(INSTRUCTIONS FOR THE TASK) Identify all lines of the data containing the string "Srednja" and copy them.

(DATA ENTRIES)
— start —
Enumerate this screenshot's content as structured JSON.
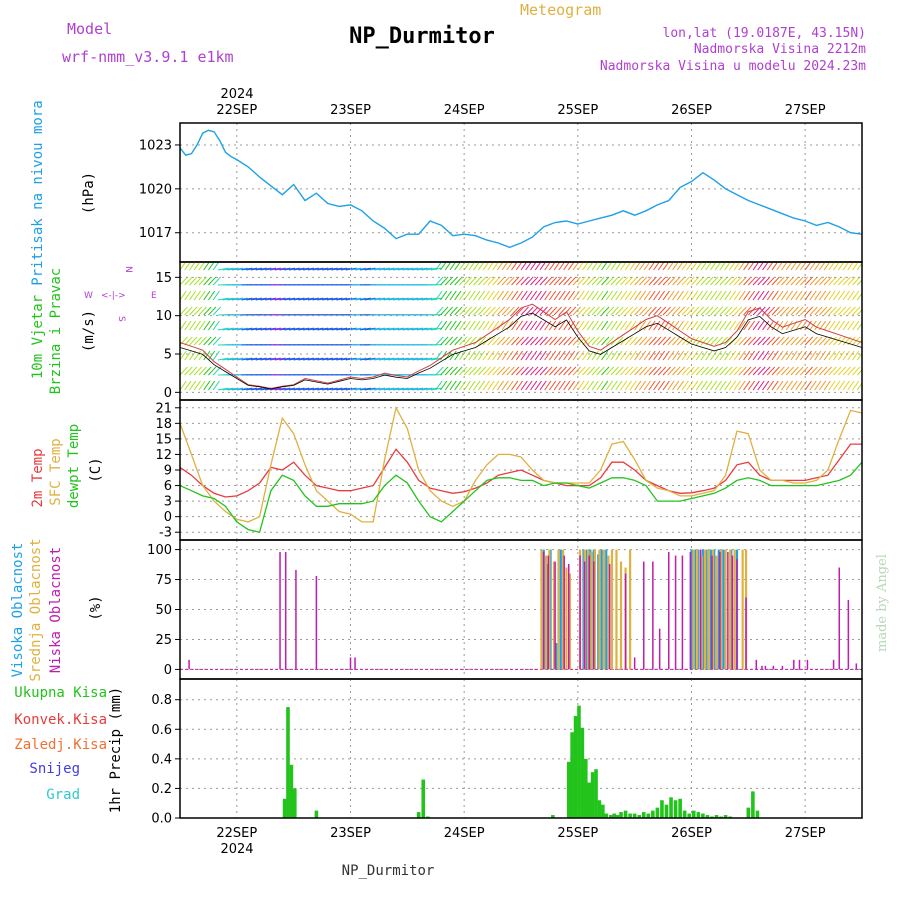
{
  "header": {
    "model_label": "Model",
    "model_name": "wrf-nmm_v3.9.1 e1km",
    "station": "NP_Durmitor",
    "meteogram": "Meteogram",
    "lonlat": "lon,lat (19.0187E, 43.15N)",
    "altitude": "Nadmorska Visina 2212m",
    "altitude_model": "Nadmorska Visina u modelu 2024.23m",
    "footer_station": "NP_Durmitor",
    "watermark": "made by Angel",
    "year": "2024",
    "colors": {
      "purple": "#b040d0",
      "gold": "#e0b040"
    }
  },
  "chart_data": [
    {
      "type": "line",
      "panel": "pressure",
      "ylabel": "Pritisak na nivou mora",
      "unit": "(hPa)",
      "x_categories": [
        "22SEP",
        "23SEP",
        "24SEP",
        "25SEP",
        "26SEP",
        "27SEP"
      ],
      "x_range": [
        -0.5,
        5.5
      ],
      "ylim": [
        1015.0,
        1024.5
      ],
      "yticks": [
        1017,
        1020,
        1023
      ],
      "series": [
        {
          "color": "#1ea0e6",
          "x": [
            -0.5,
            -0.45,
            -0.4,
            -0.35,
            -0.3,
            -0.25,
            -0.2,
            -0.15,
            -0.1,
            -0.05,
            0.0,
            0.1,
            0.2,
            0.3,
            0.4,
            0.5,
            0.6,
            0.7,
            0.8,
            0.9,
            1.0,
            1.1,
            1.2,
            1.3,
            1.4,
            1.5,
            1.6,
            1.7,
            1.8,
            1.9,
            2.0,
            2.1,
            2.2,
            2.3,
            2.4,
            2.5,
            2.6,
            2.7,
            2.8,
            2.9,
            3.0,
            3.1,
            3.2,
            3.3,
            3.4,
            3.5,
            3.6,
            3.7,
            3.8,
            3.9,
            4.0,
            4.1,
            4.2,
            4.3,
            4.4,
            4.5,
            4.6,
            4.7,
            4.8,
            4.9,
            5.0,
            5.1,
            5.2,
            5.3,
            5.4,
            5.5
          ],
          "values": [
            1022.8,
            1022.3,
            1022.4,
            1023.0,
            1023.8,
            1024.0,
            1023.9,
            1023.3,
            1022.5,
            1022.2,
            1022.0,
            1021.5,
            1020.8,
            1020.2,
            1019.6,
            1020.3,
            1019.2,
            1019.7,
            1019.0,
            1018.8,
            1018.9,
            1018.5,
            1017.8,
            1017.3,
            1016.6,
            1016.9,
            1016.9,
            1017.8,
            1017.5,
            1016.8,
            1016.9,
            1016.8,
            1016.5,
            1016.3,
            1016.0,
            1016.3,
            1016.7,
            1017.4,
            1017.7,
            1017.8,
            1017.6,
            1017.8,
            1018.0,
            1018.2,
            1018.5,
            1018.2,
            1018.5,
            1018.9,
            1019.2,
            1020.1,
            1020.5,
            1021.1,
            1020.6,
            1020.0,
            1019.6,
            1019.2,
            1018.9,
            1018.6,
            1018.3,
            1018.0,
            1017.8,
            1017.5,
            1017.7,
            1017.4,
            1017.0,
            1016.9
          ]
        }
      ]
    },
    {
      "type": "line",
      "panel": "wind",
      "ylabel": "10m Vjetar Brzina i Pravac",
      "unit": "(m/s)",
      "compass": [
        "N",
        "E",
        "S",
        "W"
      ],
      "ylim": [
        -1,
        17
      ],
      "yticks": [
        0,
        5,
        10,
        15
      ],
      "series": [
        {
          "name": "speed",
          "color": "#e05050",
          "x": [
            -0.5,
            -0.4,
            -0.3,
            -0.2,
            -0.1,
            0.0,
            0.1,
            0.2,
            0.3,
            0.4,
            0.5,
            0.6,
            0.7,
            0.8,
            0.9,
            1.0,
            1.1,
            1.2,
            1.3,
            1.4,
            1.5,
            1.6,
            1.7,
            1.8,
            1.9,
            2.0,
            2.1,
            2.2,
            2.3,
            2.4,
            2.5,
            2.6,
            2.7,
            2.8,
            2.9,
            3.0,
            3.1,
            3.2,
            3.3,
            3.4,
            3.5,
            3.6,
            3.7,
            3.8,
            3.9,
            4.0,
            4.1,
            4.2,
            4.3,
            4.4,
            4.5,
            4.6,
            4.7,
            4.8,
            4.9,
            5.0,
            5.1,
            5.2,
            5.3,
            5.4,
            5.5
          ],
          "values": [
            6.5,
            6.0,
            5.5,
            4.0,
            3.0,
            2.0,
            1.0,
            0.8,
            0.5,
            0.8,
            1.0,
            1.8,
            1.5,
            1.2,
            1.6,
            2.0,
            1.8,
            2.0,
            2.5,
            2.2,
            2.0,
            2.8,
            3.5,
            4.5,
            5.5,
            6.0,
            6.5,
            7.5,
            8.5,
            9.5,
            11.0,
            11.5,
            10.5,
            9.5,
            10.5,
            8.0,
            6.0,
            5.5,
            6.5,
            7.5,
            8.5,
            9.5,
            10.0,
            9.0,
            8.0,
            7.0,
            6.5,
            6.0,
            6.5,
            8.0,
            10.5,
            11.0,
            9.5,
            8.5,
            9.0,
            9.5,
            8.5,
            8.0,
            7.5,
            7.0,
            6.5
          ]
        }
      ]
    },
    {
      "type": "line",
      "panel": "temperature",
      "ylabel": "2m Temp / SFC Temp / dewpt Temp",
      "unit": "(C)",
      "ylim": [
        -4.5,
        22.5
      ],
      "yticks": [
        -3,
        0,
        3,
        6,
        9,
        12,
        15,
        18,
        21
      ],
      "x": [
        -0.5,
        -0.4,
        -0.3,
        -0.2,
        -0.1,
        0.0,
        0.1,
        0.2,
        0.3,
        0.4,
        0.5,
        0.6,
        0.7,
        0.8,
        0.9,
        1.0,
        1.1,
        1.2,
        1.3,
        1.4,
        1.5,
        1.6,
        1.7,
        1.8,
        1.9,
        2.0,
        2.1,
        2.2,
        2.3,
        2.4,
        2.5,
        2.6,
        2.7,
        2.8,
        2.9,
        3.0,
        3.1,
        3.2,
        3.3,
        3.4,
        3.5,
        3.6,
        3.7,
        3.8,
        3.9,
        4.0,
        4.1,
        4.2,
        4.3,
        4.4,
        4.5,
        4.6,
        4.7,
        4.8,
        4.9,
        5.0,
        5.1,
        5.2,
        5.3,
        5.4,
        5.5
      ],
      "series": [
        {
          "name": "2m Temp",
          "color": "#e83c3c",
          "values": [
            9.5,
            8.0,
            6.0,
            4.5,
            3.8,
            4.0,
            5.0,
            6.5,
            9.5,
            9.0,
            10.5,
            8.0,
            6.0,
            5.5,
            5.0,
            5.0,
            5.5,
            6.0,
            9.5,
            13.0,
            10.5,
            7.0,
            5.5,
            5.0,
            4.5,
            4.8,
            5.5,
            6.5,
            8.0,
            8.5,
            9.0,
            8.0,
            7.0,
            6.5,
            6.0,
            6.0,
            6.0,
            7.5,
            10.5,
            10.5,
            9.0,
            7.0,
            6.0,
            5.0,
            4.5,
            4.6,
            5.0,
            5.5,
            7.0,
            10.0,
            10.5,
            8.0,
            7.0,
            7.0,
            7.0,
            7.0,
            7.5,
            8.0,
            11.0,
            14.0,
            14.0
          ]
        },
        {
          "name": "SFC Temp",
          "color": "#e0b040",
          "values": [
            18.0,
            12.0,
            6.0,
            3.0,
            1.0,
            -0.5,
            -1.0,
            0.0,
            10.0,
            19.0,
            16.0,
            10.0,
            5.0,
            3.0,
            1.0,
            0.5,
            -1.0,
            -1.0,
            11.0,
            21.0,
            17.0,
            9.0,
            5.0,
            3.0,
            2.0,
            3.0,
            7.0,
            10.0,
            12.0,
            12.0,
            11.5,
            9.0,
            7.0,
            6.5,
            6.5,
            6.5,
            6.5,
            9.0,
            14.0,
            14.5,
            11.0,
            7.0,
            5.5,
            5.0,
            4.0,
            4.0,
            4.5,
            5.0,
            8.0,
            16.5,
            16.0,
            9.0,
            7.0,
            7.0,
            6.5,
            6.5,
            7.0,
            9.0,
            15.0,
            20.5,
            20.0
          ]
        },
        {
          "name": "dewpt Temp",
          "color": "#22c41c",
          "values": [
            6.0,
            5.0,
            4.0,
            3.5,
            2.0,
            -1.0,
            -2.5,
            -3.0,
            5.0,
            8.0,
            7.0,
            4.0,
            2.0,
            2.0,
            2.5,
            2.5,
            2.5,
            3.0,
            6.0,
            8.0,
            6.5,
            3.0,
            0.0,
            -1.0,
            1.0,
            3.0,
            5.0,
            7.0,
            7.5,
            7.5,
            7.0,
            7.0,
            6.0,
            6.5,
            6.5,
            6.0,
            5.5,
            6.5,
            7.5,
            7.5,
            7.0,
            6.0,
            3.0,
            3.0,
            3.0,
            3.5,
            4.0,
            4.5,
            5.5,
            7.0,
            7.5,
            7.0,
            6.0,
            6.0,
            6.0,
            6.0,
            6.0,
            6.5,
            7.0,
            8.0,
            10.5
          ]
        }
      ]
    },
    {
      "type": "bar",
      "panel": "cloud",
      "ylabel": "Visoka Oblacnost / Srednja Oblacnost / Niska Oblacnost",
      "unit": "(%)",
      "ylim": [
        -8,
        108
      ],
      "yticks": [
        0,
        25,
        50,
        75,
        100
      ],
      "series": [
        {
          "name": "Visoka Oblacnost",
          "color": "#1ea0e6",
          "x": [
            2.7,
            2.73,
            2.76,
            2.81,
            2.85,
            3.05,
            3.08,
            3.11,
            3.14,
            3.18,
            3.21,
            3.25,
            4.0,
            4.03,
            4.06,
            4.1,
            4.13,
            4.17,
            4.2,
            4.24,
            4.28,
            4.35,
            4.4
          ],
          "values": [
            100,
            88,
            100,
            22,
            100,
            100,
            100,
            100,
            100,
            96,
            100,
            100,
            100,
            100,
            100,
            100,
            100,
            100,
            100,
            100,
            100,
            100,
            100
          ]
        },
        {
          "name": "Srednja Oblacnost",
          "color": "#e0b040",
          "x": [
            2.68,
            2.72,
            2.75,
            2.79,
            2.83,
            2.87,
            2.9,
            2.93,
            3.02,
            3.06,
            3.09,
            3.12,
            3.15,
            3.19,
            3.23,
            3.27,
            3.3,
            3.34,
            3.38,
            3.42,
            3.46,
            4.02,
            4.05,
            4.09,
            4.12,
            4.15,
            4.19,
            4.22,
            4.26,
            4.3,
            4.34,
            4.38,
            4.45,
            4.48
          ],
          "values": [
            100,
            95,
            100,
            90,
            100,
            100,
            85,
            80,
            100,
            100,
            100,
            98,
            100,
            100,
            100,
            95,
            100,
            100,
            90,
            85,
            100,
            100,
            100,
            95,
            100,
            100,
            100,
            95,
            100,
            100,
            100,
            100,
            100,
            100
          ]
        },
        {
          "name": "Niska Oblacnost",
          "color": "#c01cb0",
          "x": [
            -0.42,
            0.38,
            0.43,
            0.52,
            0.7,
            1.0,
            1.04,
            2.7,
            2.74,
            2.8,
            2.88,
            2.92,
            3.02,
            3.06,
            3.1,
            3.14,
            3.28,
            3.42,
            3.5,
            3.58,
            3.66,
            3.72,
            3.8,
            3.86,
            3.92,
            3.99,
            4.08,
            4.18,
            4.25,
            4.32,
            4.36,
            4.4,
            4.48,
            4.57,
            4.62,
            4.65,
            4.72,
            4.8,
            4.9,
            4.95,
            5.02,
            5.25,
            5.3,
            5.38,
            5.45
          ],
          "values": [
            8,
            98,
            98,
            83,
            78,
            10,
            10,
            98,
            95,
            90,
            95,
            88,
            95,
            90,
            95,
            90,
            88,
            80,
            10,
            90,
            90,
            34,
            98,
            95,
            95,
            98,
            100,
            95,
            98,
            98,
            95,
            92,
            60,
            8,
            3,
            3,
            3,
            3,
            8,
            8,
            8,
            8,
            85,
            58,
            5
          ]
        }
      ]
    },
    {
      "type": "bar",
      "panel": "precip",
      "ylabel": "1hr Precip",
      "unit": "(mm)",
      "legend": [
        "Ukupna Kisa",
        "Konvek.Kisa",
        "Zaledj.Kisa",
        "Snijeg",
        "Grad"
      ],
      "legend_colors": [
        "#22c41c",
        "#e83c3c",
        "#f07030",
        "#4040e0",
        "#30c8c8"
      ],
      "ylim": [
        0,
        0.94
      ],
      "yticks": [
        0,
        0.2,
        0.4,
        0.6,
        0.8
      ],
      "x_bottom": [
        "22SEP",
        "23SEP",
        "24SEP",
        "25SEP",
        "26SEP",
        "27SEP"
      ],
      "series": [
        {
          "name": "Ukupna Kisa",
          "color": "#22c41c",
          "x": [
            0.42,
            0.45,
            0.48,
            0.51,
            0.7,
            1.6,
            1.64,
            1.68,
            2.78,
            2.92,
            2.95,
            2.98,
            3.01,
            3.04,
            3.07,
            3.1,
            3.13,
            3.16,
            3.19,
            3.22,
            3.25,
            3.29,
            3.32,
            3.35,
            3.38,
            3.42,
            3.46,
            3.5,
            3.54,
            3.58,
            3.62,
            3.66,
            3.7,
            3.74,
            3.78,
            3.82,
            3.86,
            3.9,
            3.94,
            3.98,
            4.02,
            4.06,
            4.1,
            4.14,
            4.18,
            4.22,
            4.26,
            4.3,
            4.34,
            4.5,
            4.54,
            4.58
          ],
          "values": [
            0.13,
            0.75,
            0.36,
            0.2,
            0.05,
            0.04,
            0.26,
            0.01,
            0.02,
            0.38,
            0.58,
            0.69,
            0.76,
            0.61,
            0.4,
            0.24,
            0.31,
            0.33,
            0.12,
            0.09,
            0.03,
            0.02,
            0.03,
            0.02,
            0.04,
            0.05,
            0.03,
            0.03,
            0.02,
            0.04,
            0.03,
            0.05,
            0.07,
            0.12,
            0.09,
            0.14,
            0.12,
            0.13,
            0.05,
            0.03,
            0.05,
            0.04,
            0.03,
            0.02,
            0.01,
            0.02,
            0.01,
            0.02,
            0.01,
            0.07,
            0.18,
            0.05
          ]
        }
      ]
    }
  ]
}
— end —
(COMPLETE ANSWER)
      "ylabel": "Visoka Oblacnost / Srednja Oblacnost / Niska Oblacnost",
          "name": "Srednja Oblacnost",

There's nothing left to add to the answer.